Goal:
Search the data below for "Potential"; list each line that holds it.

Excerpts from a figure dataset
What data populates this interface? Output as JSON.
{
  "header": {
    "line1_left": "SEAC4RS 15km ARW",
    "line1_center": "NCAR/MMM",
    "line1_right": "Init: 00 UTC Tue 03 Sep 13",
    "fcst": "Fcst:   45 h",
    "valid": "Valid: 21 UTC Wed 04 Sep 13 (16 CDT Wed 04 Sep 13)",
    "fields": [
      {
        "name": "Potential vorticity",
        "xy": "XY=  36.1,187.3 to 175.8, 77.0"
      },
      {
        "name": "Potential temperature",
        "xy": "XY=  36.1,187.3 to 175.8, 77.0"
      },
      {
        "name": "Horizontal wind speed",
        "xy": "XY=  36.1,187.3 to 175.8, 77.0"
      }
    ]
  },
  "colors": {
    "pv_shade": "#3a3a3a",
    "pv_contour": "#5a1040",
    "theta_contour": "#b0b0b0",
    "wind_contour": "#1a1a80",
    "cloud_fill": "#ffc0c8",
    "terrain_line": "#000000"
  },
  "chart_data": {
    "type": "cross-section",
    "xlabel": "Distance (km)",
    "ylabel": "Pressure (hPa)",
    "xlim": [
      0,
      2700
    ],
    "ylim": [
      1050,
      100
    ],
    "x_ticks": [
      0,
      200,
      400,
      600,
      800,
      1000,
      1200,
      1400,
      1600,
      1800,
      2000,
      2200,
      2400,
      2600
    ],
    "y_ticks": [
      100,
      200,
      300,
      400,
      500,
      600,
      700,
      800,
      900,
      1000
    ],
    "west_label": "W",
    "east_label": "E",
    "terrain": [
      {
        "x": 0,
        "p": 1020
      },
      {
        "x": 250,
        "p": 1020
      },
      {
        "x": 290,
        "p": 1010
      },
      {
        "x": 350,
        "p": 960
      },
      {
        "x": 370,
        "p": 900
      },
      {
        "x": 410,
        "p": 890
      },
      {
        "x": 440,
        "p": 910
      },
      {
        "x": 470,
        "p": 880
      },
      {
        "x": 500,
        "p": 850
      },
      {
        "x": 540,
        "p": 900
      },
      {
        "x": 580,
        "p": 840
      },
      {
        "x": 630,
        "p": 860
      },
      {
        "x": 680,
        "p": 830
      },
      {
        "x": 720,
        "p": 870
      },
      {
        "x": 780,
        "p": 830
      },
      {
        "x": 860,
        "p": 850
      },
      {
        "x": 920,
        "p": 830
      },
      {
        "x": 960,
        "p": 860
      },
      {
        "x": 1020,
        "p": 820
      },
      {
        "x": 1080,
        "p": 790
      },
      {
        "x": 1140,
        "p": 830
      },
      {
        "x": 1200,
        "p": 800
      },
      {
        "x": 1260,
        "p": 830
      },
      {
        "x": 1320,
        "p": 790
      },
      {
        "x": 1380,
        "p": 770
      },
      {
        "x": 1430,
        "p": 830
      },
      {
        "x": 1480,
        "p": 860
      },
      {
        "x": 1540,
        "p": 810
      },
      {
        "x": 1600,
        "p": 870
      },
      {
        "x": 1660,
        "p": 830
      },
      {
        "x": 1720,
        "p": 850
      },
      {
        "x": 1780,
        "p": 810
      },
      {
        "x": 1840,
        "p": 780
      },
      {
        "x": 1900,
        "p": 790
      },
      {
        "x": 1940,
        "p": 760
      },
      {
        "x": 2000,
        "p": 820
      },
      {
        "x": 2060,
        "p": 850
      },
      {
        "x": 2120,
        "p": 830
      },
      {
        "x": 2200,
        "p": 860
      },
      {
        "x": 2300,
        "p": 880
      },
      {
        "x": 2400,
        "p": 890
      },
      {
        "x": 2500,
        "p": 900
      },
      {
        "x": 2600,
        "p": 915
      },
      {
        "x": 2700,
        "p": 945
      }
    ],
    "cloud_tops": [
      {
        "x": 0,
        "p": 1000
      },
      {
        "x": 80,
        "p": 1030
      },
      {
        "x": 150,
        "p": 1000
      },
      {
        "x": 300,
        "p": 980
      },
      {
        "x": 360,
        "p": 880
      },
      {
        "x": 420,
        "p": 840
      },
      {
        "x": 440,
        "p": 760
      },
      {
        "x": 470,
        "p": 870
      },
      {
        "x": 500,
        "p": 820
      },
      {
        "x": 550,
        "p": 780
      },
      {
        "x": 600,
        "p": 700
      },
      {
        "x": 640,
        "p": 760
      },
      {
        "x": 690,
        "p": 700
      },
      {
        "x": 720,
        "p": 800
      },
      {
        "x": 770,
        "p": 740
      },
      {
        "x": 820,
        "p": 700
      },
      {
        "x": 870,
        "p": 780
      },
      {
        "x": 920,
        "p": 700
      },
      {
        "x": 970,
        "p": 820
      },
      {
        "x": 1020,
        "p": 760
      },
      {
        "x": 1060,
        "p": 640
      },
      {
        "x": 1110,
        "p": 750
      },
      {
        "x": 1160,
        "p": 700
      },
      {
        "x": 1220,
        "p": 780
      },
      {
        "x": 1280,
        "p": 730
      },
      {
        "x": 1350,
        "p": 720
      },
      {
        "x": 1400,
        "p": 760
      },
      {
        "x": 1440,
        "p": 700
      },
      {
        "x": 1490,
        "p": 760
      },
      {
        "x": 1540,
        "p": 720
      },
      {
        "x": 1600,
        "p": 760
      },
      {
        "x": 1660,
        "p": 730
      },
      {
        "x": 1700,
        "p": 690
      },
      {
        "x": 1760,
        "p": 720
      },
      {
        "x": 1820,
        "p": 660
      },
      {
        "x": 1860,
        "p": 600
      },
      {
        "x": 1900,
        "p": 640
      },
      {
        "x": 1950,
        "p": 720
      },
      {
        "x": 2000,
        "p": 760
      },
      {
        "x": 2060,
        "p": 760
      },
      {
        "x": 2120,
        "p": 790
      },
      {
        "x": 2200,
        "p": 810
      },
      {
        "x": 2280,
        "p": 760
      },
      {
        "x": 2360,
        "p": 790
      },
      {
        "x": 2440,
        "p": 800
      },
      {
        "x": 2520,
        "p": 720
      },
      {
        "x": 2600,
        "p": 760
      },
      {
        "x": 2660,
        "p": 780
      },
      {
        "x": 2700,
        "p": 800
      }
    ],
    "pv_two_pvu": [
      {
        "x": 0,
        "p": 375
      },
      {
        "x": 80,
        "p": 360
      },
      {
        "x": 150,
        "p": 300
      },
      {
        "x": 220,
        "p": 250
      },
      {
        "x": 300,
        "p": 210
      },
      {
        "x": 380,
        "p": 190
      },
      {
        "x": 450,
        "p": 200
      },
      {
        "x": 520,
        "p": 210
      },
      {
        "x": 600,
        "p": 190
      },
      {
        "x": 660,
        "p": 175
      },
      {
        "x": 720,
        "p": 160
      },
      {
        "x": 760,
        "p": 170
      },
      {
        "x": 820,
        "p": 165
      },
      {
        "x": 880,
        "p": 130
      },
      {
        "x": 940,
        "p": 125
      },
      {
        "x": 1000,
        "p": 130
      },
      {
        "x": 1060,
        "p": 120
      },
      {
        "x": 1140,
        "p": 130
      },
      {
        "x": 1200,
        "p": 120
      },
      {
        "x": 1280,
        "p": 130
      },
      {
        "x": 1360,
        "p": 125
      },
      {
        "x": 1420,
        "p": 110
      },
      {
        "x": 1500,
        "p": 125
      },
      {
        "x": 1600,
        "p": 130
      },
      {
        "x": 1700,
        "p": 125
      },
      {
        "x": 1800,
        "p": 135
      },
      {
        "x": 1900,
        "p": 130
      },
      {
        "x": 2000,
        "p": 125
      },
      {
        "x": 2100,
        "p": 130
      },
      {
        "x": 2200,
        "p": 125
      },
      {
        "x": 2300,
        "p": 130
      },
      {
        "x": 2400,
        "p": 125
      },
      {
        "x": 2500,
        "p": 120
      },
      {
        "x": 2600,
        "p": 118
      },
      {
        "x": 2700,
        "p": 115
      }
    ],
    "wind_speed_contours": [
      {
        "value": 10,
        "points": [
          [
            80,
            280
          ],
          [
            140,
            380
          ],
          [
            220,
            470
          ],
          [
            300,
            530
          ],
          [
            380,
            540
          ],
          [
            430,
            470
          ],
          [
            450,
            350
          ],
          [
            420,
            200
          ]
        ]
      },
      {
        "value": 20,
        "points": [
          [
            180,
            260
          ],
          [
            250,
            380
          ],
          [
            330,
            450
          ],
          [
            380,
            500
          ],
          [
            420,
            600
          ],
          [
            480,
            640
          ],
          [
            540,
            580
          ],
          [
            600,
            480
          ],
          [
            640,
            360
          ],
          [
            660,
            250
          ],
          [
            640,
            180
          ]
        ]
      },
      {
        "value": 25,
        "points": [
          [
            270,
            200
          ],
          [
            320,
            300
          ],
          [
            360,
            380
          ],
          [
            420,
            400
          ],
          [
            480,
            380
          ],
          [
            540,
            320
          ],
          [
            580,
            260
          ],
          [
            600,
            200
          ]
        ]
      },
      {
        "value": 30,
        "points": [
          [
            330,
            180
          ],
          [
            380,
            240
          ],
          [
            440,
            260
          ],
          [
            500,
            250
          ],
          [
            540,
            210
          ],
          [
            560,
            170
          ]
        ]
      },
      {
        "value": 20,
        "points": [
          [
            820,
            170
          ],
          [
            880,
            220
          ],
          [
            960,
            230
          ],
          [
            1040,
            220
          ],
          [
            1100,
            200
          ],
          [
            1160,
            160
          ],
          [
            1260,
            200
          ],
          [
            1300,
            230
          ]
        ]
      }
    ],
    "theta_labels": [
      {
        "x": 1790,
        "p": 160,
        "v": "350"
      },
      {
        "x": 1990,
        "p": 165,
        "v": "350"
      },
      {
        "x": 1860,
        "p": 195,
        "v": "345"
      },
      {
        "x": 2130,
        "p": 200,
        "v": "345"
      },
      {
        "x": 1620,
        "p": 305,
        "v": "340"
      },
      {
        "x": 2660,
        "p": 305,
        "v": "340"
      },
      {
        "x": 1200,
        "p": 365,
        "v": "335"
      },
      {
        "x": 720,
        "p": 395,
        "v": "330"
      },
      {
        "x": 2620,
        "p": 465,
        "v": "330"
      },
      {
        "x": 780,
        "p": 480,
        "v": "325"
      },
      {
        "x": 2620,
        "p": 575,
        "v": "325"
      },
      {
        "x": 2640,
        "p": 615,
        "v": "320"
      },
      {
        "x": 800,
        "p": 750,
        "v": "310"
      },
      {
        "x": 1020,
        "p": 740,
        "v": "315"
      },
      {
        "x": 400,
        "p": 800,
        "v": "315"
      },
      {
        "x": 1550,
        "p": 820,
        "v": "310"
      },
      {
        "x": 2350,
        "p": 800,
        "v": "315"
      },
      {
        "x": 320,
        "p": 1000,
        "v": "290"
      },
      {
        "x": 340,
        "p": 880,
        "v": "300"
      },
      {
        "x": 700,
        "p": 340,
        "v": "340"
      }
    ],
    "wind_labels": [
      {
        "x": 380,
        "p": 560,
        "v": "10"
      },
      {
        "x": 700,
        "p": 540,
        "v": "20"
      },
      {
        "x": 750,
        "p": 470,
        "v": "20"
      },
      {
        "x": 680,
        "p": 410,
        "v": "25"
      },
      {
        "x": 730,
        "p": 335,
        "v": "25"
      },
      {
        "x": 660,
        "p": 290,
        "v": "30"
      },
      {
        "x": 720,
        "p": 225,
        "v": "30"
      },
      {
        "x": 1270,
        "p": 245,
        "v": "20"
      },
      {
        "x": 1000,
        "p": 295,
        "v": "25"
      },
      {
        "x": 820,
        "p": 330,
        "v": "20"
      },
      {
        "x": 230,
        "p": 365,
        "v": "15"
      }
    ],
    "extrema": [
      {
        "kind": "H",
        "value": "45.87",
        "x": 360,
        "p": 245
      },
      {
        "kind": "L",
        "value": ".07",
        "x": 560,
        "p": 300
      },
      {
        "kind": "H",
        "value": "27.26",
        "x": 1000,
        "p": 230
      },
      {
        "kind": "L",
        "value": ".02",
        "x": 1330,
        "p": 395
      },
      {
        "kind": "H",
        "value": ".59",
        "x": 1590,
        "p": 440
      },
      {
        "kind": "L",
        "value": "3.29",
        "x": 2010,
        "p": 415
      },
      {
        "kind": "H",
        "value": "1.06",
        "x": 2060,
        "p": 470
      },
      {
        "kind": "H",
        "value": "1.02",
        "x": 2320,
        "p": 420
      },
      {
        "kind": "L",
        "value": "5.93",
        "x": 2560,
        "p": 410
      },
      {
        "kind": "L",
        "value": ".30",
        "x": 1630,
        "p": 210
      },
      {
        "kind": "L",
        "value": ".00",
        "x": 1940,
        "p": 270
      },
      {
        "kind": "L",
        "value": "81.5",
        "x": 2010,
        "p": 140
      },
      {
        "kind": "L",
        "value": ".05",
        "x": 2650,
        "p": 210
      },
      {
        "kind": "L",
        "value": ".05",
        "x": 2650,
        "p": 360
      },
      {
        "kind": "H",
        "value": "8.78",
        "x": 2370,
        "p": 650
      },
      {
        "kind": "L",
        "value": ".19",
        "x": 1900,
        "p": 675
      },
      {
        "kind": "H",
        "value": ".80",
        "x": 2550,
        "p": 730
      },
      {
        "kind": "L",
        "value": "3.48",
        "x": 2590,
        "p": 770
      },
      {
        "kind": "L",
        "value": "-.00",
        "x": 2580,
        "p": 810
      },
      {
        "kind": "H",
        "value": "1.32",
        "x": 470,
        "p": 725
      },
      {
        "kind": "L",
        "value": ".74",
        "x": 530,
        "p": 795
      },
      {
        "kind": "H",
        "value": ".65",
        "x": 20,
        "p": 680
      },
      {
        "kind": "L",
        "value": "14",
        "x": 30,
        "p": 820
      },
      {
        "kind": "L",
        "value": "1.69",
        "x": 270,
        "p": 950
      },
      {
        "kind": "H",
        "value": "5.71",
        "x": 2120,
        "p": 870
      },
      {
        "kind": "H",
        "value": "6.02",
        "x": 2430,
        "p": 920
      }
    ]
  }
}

Exercise answer:
        "name": "Potential vorticity",
        "name": "Potential temperature",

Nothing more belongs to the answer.